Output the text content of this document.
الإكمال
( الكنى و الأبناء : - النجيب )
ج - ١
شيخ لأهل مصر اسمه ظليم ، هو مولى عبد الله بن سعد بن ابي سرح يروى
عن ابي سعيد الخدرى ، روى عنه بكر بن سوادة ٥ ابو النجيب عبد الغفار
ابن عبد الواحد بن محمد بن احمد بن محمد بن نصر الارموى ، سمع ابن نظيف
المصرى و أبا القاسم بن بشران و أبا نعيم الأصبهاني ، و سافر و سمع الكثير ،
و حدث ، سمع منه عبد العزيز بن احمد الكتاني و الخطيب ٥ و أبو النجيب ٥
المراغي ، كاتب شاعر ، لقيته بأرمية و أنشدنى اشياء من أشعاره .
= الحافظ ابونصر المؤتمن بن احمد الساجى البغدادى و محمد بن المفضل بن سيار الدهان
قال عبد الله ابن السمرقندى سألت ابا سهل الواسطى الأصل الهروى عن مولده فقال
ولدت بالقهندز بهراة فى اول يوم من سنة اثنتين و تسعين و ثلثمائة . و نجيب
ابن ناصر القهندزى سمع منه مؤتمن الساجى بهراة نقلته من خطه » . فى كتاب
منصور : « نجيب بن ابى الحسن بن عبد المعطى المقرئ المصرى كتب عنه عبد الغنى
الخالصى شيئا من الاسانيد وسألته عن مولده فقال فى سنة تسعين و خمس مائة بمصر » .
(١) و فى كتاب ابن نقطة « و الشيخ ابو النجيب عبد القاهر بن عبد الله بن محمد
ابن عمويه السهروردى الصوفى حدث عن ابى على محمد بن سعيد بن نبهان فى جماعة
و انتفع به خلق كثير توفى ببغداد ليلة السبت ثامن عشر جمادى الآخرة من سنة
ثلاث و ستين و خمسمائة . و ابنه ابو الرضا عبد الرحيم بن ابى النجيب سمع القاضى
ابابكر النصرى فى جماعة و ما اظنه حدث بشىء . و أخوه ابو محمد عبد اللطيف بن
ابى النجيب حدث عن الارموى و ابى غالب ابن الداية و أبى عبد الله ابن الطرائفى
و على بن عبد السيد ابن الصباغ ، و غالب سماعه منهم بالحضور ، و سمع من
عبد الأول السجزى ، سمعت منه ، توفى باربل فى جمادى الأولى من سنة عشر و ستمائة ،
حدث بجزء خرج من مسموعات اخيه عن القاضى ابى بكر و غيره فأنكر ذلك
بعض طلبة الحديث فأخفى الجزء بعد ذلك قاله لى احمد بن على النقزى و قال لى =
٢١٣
_ _ _
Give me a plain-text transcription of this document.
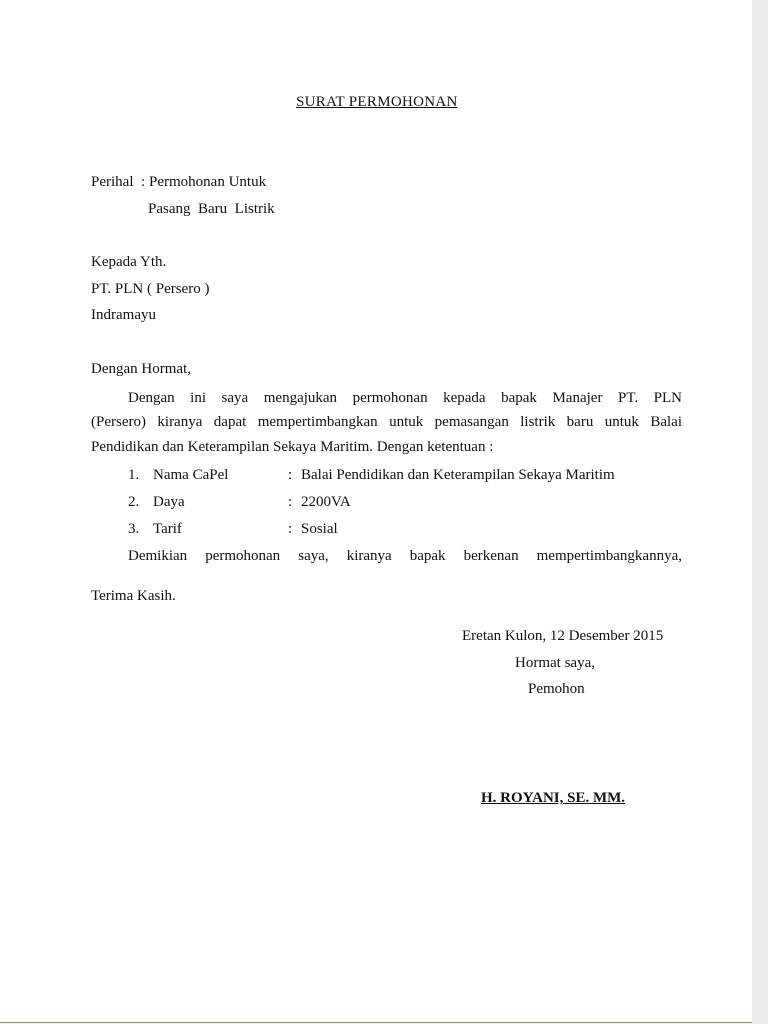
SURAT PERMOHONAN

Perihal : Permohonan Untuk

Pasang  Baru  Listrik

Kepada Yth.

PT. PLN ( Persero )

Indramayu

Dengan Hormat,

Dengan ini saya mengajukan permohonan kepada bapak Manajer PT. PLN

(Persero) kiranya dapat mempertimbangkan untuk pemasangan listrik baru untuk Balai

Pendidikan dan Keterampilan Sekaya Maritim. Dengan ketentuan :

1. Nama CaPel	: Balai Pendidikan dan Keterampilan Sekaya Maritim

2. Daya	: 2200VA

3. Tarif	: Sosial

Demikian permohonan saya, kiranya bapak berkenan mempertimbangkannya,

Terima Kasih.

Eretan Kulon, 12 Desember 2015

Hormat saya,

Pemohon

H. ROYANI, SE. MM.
_ _ _
Gather and copy every line of the data in which the string "Persero" is found.

**FINAL RESULT**
PT. PLN ( Persero )
(Persero) kiranya dapat mempertimbangkan untuk pemasangan listrik baru untuk Balai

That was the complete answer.